Collected data:
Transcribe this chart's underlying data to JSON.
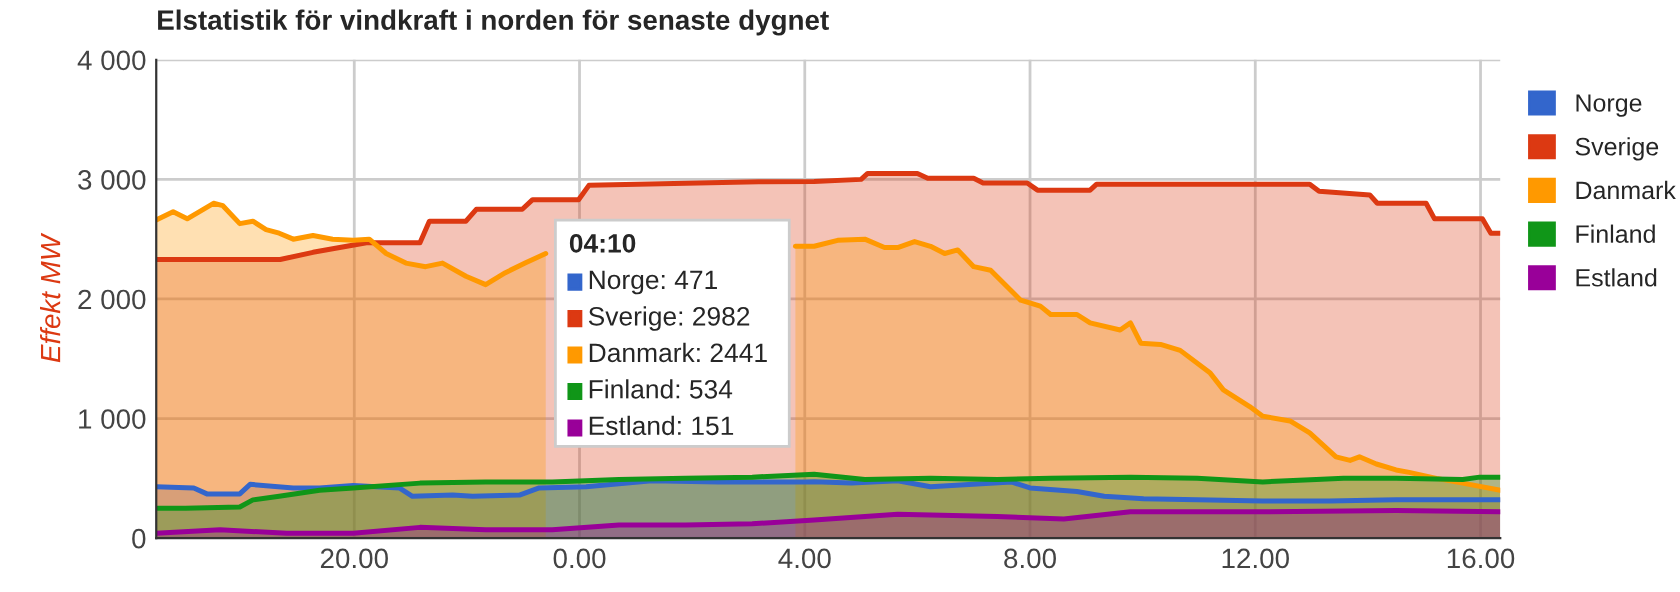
{
  "chart_data": {
    "type": "area",
    "title": "Elstatistik för vindkraft i norden för senaste dygnet",
    "ylabel": "Effekt MW",
    "xlim": [
      "2000-01-01T16:29",
      "2000-01-02T16:21"
    ],
    "xticks": [
      {
        "value": "2000-01-01T20:00",
        "label": "20.00"
      },
      {
        "value": "2000-01-02T00:00",
        "label": "0.00"
      },
      {
        "value": "2000-01-02T04:00",
        "label": "4.00"
      },
      {
        "value": "2000-01-02T08:00",
        "label": "8.00"
      },
      {
        "value": "2000-01-02T12:00",
        "label": "12.00"
      },
      {
        "value": "2000-01-02T16:00",
        "label": "16.00"
      }
    ],
    "ylim": [
      0,
      4000
    ],
    "yticks": [
      0,
      {
        "value": 1000,
        "label": "1 000"
      },
      {
        "value": 2000,
        "label": "2 000"
      },
      {
        "value": 3000,
        "label": "3 000"
      },
      {
        "value": 4000,
        "label": "4 000"
      }
    ],
    "grid": true,
    "legend": "right",
    "annotations": [
      "04:10",
      "Norge: 471",
      "Sverige: 2982",
      "Danmark: 2441",
      "Finland: 534",
      "Estland: 151"
    ],
    "series": [
      {
        "name": "Norge",
        "color": "#3366cc",
        "x": [
          "2000-01-01T16:29",
          "2000-01-01T17:09",
          "2000-01-01T17:23",
          "2000-01-01T17:58",
          "2000-01-01T18:09",
          "2000-01-01T18:55",
          "2000-01-01T19:23",
          "2000-01-01T19:59",
          "2000-01-01T20:48",
          "2000-01-01T21:02",
          "2000-01-01T21:45",
          "2000-01-01T22:06",
          "2000-01-01T22:56",
          "2000-01-01T23:17",
          "2000-01-02T00:07",
          "2000-01-02T01:17",
          "2000-01-02T02:28",
          "2000-01-02T04:00",
          "2000-01-02T04:10",
          "2000-01-02T04:50",
          "2000-01-02T05:39",
          "2000-01-02T06:14",
          "2000-01-02T07:40",
          "2000-01-02T08:00",
          "2000-01-02T08:50",
          "2000-01-02T09:19",
          "2000-01-02T10:01",
          "2000-01-02T10:58",
          "2000-01-02T12:08",
          "2000-01-02T13:19",
          "2000-01-02T14:30",
          "2000-01-02T16:21"
        ],
        "values": [
          430,
          420,
          370,
          370,
          450,
          420,
          420,
          440,
          420,
          350,
          360,
          350,
          360,
          420,
          430,
          480,
          470,
          470,
          471,
          460,
          480,
          430,
          470,
          420,
          390,
          350,
          330,
          320,
          310,
          310,
          320,
          320
        ]
      },
      {
        "name": "Sverige",
        "color": "#dc3912",
        "x": [
          "2000-01-01T16:29",
          "2000-01-01T18:41",
          "2000-01-01T19:16",
          "2000-01-01T20:13",
          "2000-01-01T21:10",
          "2000-01-01T21:20",
          "2000-01-01T21:59",
          "2000-01-01T22:10",
          "2000-01-01T22:59",
          "2000-01-01T23:10",
          "2000-01-01T23:59",
          "2000-01-02T00:10",
          "2000-01-02T03:11",
          "2000-01-02T04:10",
          "2000-01-02T05:00",
          "2000-01-02T05:07",
          "2000-01-02T06:00",
          "2000-01-02T06:11",
          "2000-01-02T07:00",
          "2000-01-02T07:10",
          "2000-01-02T07:57",
          "2000-01-02T08:08",
          "2000-01-02T09:04",
          "2000-01-02T09:11",
          "2000-01-02T12:58",
          "2000-01-02T13:08",
          "2000-01-02T14:02",
          "2000-01-02T14:10",
          "2000-01-02T15:02",
          "2000-01-02T15:11",
          "2000-01-02T16:02",
          "2000-01-02T16:11",
          "2000-01-02T16:21"
        ],
        "values": [
          2330,
          2330,
          2390,
          2470,
          2470,
          2650,
          2650,
          2750,
          2750,
          2830,
          2830,
          2950,
          2980,
          2982,
          3000,
          3050,
          3050,
          3010,
          3010,
          2970,
          2970,
          2910,
          2910,
          2960,
          2960,
          2900,
          2870,
          2800,
          2800,
          2670,
          2670,
          2550,
          2550
        ]
      },
      {
        "name": "Danmark",
        "color": "#ff9900",
        "x": [
          "2000-01-01T16:29",
          "2000-01-01T16:47",
          "2000-01-01T17:02",
          "2000-01-01T17:30",
          "2000-01-01T17:40",
          "2000-01-01T17:58",
          "2000-01-01T18:12",
          "2000-01-01T18:26",
          "2000-01-01T18:40",
          "2000-01-01T18:55",
          "2000-01-01T19:16",
          "2000-01-01T19:37",
          "2000-01-01T19:59",
          "2000-01-01T20:16",
          "2000-01-01T20:34",
          "2000-01-01T20:55",
          "2000-01-01T21:16",
          "2000-01-01T21:34",
          "2000-01-01T21:59",
          "2000-01-01T22:20",
          "2000-01-01T22:41",
          "2000-01-01T23:02",
          "2000-01-01T23:24",
          "2000-01-01T23:59",
          "2000-01-02T03:50",
          "2000-01-02T04:10",
          "2000-01-02T04:35",
          "2000-01-02T05:04",
          "2000-01-02T05:25",
          "2000-01-02T05:39",
          "2000-01-02T05:57",
          "2000-01-02T06:14",
          "2000-01-02T06:29",
          "2000-01-02T06:43",
          "2000-01-02T07:00",
          "2000-01-02T07:18",
          "2000-01-02T07:50",
          "2000-01-02T08:11",
          "2000-01-02T08:22",
          "2000-01-02T08:50",
          "2000-01-02T09:04",
          "2000-01-02T09:36",
          "2000-01-02T09:47",
          "2000-01-02T09:58",
          "2000-01-02T10:19",
          "2000-01-02T10:40",
          "2000-01-02T11:12",
          "2000-01-02T11:26",
          "2000-01-02T11:54",
          "2000-01-02T12:08",
          "2000-01-02T12:37",
          "2000-01-02T12:58",
          "2000-01-02T13:26",
          "2000-01-02T13:41",
          "2000-01-02T13:51",
          "2000-01-02T14:09",
          "2000-01-02T14:30",
          "2000-01-02T14:44",
          "2000-01-02T15:13",
          "2000-01-02T15:41",
          "2000-01-02T16:21"
        ],
        "values": [
          2660,
          2730,
          2670,
          2800,
          2780,
          2630,
          2650,
          2580,
          2550,
          2500,
          2530,
          2500,
          2490,
          2500,
          2380,
          2300,
          2270,
          2300,
          2190,
          2120,
          2220,
          2300,
          2380,
          null,
          2440,
          2441,
          2490,
          2500,
          2430,
          2430,
          2480,
          2440,
          2380,
          2410,
          2270,
          2240,
          1990,
          1940,
          1870,
          1870,
          1800,
          1740,
          1800,
          1630,
          1620,
          1570,
          1380,
          1240,
          1100,
          1020,
          980,
          880,
          680,
          650,
          680,
          620,
          570,
          550,
          500,
          460,
          400
        ]
      },
      {
        "name": "Finland",
        "color": "#109618",
        "x": [
          "2000-01-01T16:29",
          "2000-01-01T17:00",
          "2000-01-01T17:58",
          "2000-01-01T18:12",
          "2000-01-01T18:40",
          "2000-01-01T19:23",
          "2000-01-01T19:59",
          "2000-01-01T21:10",
          "2000-01-01T22:20",
          "2000-01-01T23:31",
          "2000-01-02T00:42",
          "2000-01-02T01:53",
          "2000-01-02T03:04",
          "2000-01-02T04:10",
          "2000-01-02T05:04",
          "2000-01-02T06:14",
          "2000-01-02T07:25",
          "2000-01-02T08:22",
          "2000-01-02T09:47",
          "2000-01-02T10:58",
          "2000-01-02T12:08",
          "2000-01-02T13:05",
          "2000-01-02T13:34",
          "2000-01-02T14:30",
          "2000-01-02T15:41",
          "2000-01-02T15:59",
          "2000-01-02T16:21"
        ],
        "values": [
          250,
          250,
          260,
          320,
          350,
          400,
          420,
          460,
          470,
          470,
          490,
          500,
          510,
          534,
          490,
          500,
          490,
          500,
          510,
          500,
          470,
          490,
          500,
          500,
          490,
          510,
          510
        ]
      },
      {
        "name": "Estland",
        "color": "#990099",
        "x": [
          "2000-01-01T16:29",
          "2000-01-01T17:37",
          "2000-01-01T18:48",
          "2000-01-01T19:59",
          "2000-01-01T21:10",
          "2000-01-01T22:20",
          "2000-01-01T23:31",
          "2000-01-02T00:42",
          "2000-01-02T01:53",
          "2000-01-02T03:04",
          "2000-01-02T04:10",
          "2000-01-02T05:39",
          "2000-01-02T07:25",
          "2000-01-02T08:36",
          "2000-01-02T09:47",
          "2000-01-02T12:08",
          "2000-01-02T14:30",
          "2000-01-02T16:21"
        ],
        "values": [
          40,
          70,
          40,
          40,
          90,
          70,
          70,
          110,
          110,
          120,
          151,
          200,
          180,
          160,
          220,
          220,
          230,
          220
        ]
      }
    ]
  }
}
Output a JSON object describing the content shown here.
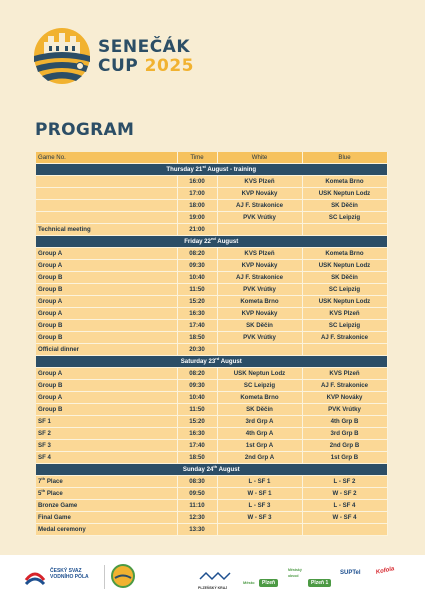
{
  "logo": {
    "line1": "SENEČÁK",
    "line2": "CUP",
    "year": "2025"
  },
  "page_title": "PROGRAM",
  "table": {
    "headers": {
      "game": "Game No.",
      "time": "Time",
      "white": "White",
      "blue": "Blue"
    },
    "sections": [
      {
        "day": "Thursday 21",
        "day_sup": "st",
        "day_rest": " August - training",
        "rows": [
          {
            "game": "",
            "time": "16:00",
            "white": "KVS Plzeň",
            "blue": "Kometa Brno"
          },
          {
            "game": "",
            "time": "17:00",
            "white": "KVP Nováky",
            "blue": "USK Neptun Lodz"
          },
          {
            "game": "",
            "time": "18:00",
            "white": "AJ F. Strakonice",
            "blue": "SK Děčín"
          },
          {
            "game": "",
            "time": "19:00",
            "white": "PVK Vrútky",
            "blue": "SC Leipzig"
          },
          {
            "game": "Technical meeting",
            "time": "21:00",
            "white": "",
            "blue": ""
          }
        ]
      },
      {
        "day": "Friday 22",
        "day_sup": "nd",
        "day_rest": " August",
        "rows": [
          {
            "game": "Group A",
            "time": "08:20",
            "white": "KVS Plzeň",
            "blue": "Kometa Brno"
          },
          {
            "game": "Group A",
            "time": "09:30",
            "white": "KVP Nováky",
            "blue": "USK Neptun Lodz"
          },
          {
            "game": "Group B",
            "time": "10:40",
            "white": "AJ F. Strakonice",
            "blue": "SK Děčín"
          },
          {
            "game": "Group B",
            "time": "11:50",
            "white": "PVK Vrútky",
            "blue": "SC Leipzig"
          },
          {
            "game": "Group A",
            "time": "15:20",
            "white": "Kometa Brno",
            "blue": "USK Neptun Lodz"
          },
          {
            "game": "Group A",
            "time": "16:30",
            "white": "KVP Nováky",
            "blue": "KVS Plzeň"
          },
          {
            "game": "Group B",
            "time": "17:40",
            "white": "SK Děčín",
            "blue": "SC Leipzig"
          },
          {
            "game": "Group B",
            "time": "18:50",
            "white": "PVK Vrútky",
            "blue": "AJ F. Strakonice"
          },
          {
            "game": "Official dinner",
            "time": "20:30",
            "white": "",
            "blue": ""
          }
        ]
      },
      {
        "day": "Saturday 23",
        "day_sup": "rd",
        "day_rest": " August",
        "rows": [
          {
            "game": "Group A",
            "time": "08:20",
            "white": "USK Neptun Lodz",
            "blue": "KVS Plzeň"
          },
          {
            "game": "Group B",
            "time": "09:30",
            "white": "SC Leipzig",
            "blue": "AJ F. Strakonice"
          },
          {
            "game": "Group A",
            "time": "10:40",
            "white": "Kometa Brno",
            "blue": "KVP Nováky"
          },
          {
            "game": "Group B",
            "time": "11:50",
            "white": "SK Děčín",
            "blue": "PVK Vrútky"
          },
          {
            "game": "SF 1",
            "time": "15:20",
            "white": "3rd Grp A",
            "blue": "4th Grp B"
          },
          {
            "game": "SF 2",
            "time": "16:30",
            "white": "4th Grp A",
            "blue": "3rd Grp B"
          },
          {
            "game": "SF 3",
            "time": "17:40",
            "white": "1st Grp A",
            "blue": "2nd Grp B"
          },
          {
            "game": "SF 4",
            "time": "18:50",
            "white": "2nd Grp A",
            "blue": "1st Grp B"
          }
        ]
      },
      {
        "day": "Sunday 24",
        "day_sup": "th",
        "day_rest": " August",
        "rows": [
          {
            "game": "7",
            "game_sup": "th",
            "game_rest": " Place",
            "time": "08:30",
            "white": "L - SF 1",
            "blue": "L - SF 2"
          },
          {
            "game": "5",
            "game_sup": "th",
            "game_rest": " Place",
            "time": "09:50",
            "white": "W - SF 1",
            "blue": "W - SF 2"
          },
          {
            "game": "Bronze Game",
            "time": "11:10",
            "white": "L - SF 3",
            "blue": "L - SF 4"
          },
          {
            "game": "Final Game",
            "time": "12:30",
            "white": "W - SF 3",
            "blue": "W - SF 4"
          },
          {
            "game": "Medal ceremony",
            "time": "13:30",
            "white": "",
            "blue": ""
          }
        ]
      }
    ]
  },
  "footer": {
    "svaz_line1": "ČESKÝ SVAZ",
    "svaz_line2": "VODNÍHO PÓLA",
    "kraj": "PLZEŇSKÝ KRAJ",
    "mesto": "Město",
    "plzen": "Plzeň",
    "plzen1": "Plzeň 1",
    "suptel": "SUPTel",
    "mestsky": "Městský obvod",
    "radost": "Kofola"
  },
  "colors": {
    "navy": "#2c4e66",
    "gold": "#f1b230",
    "header_row": "#f6c25e",
    "body_row": "#fbd896",
    "background": "#f8edd3"
  }
}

TASK TO CARRY OUT: Copy each line from the records above that includes the string "JSON".

ANSWER TO THIS PROBLEM:
Transcribe this chart's underlying data to JSON.
Output a JSON object describing the content shown here.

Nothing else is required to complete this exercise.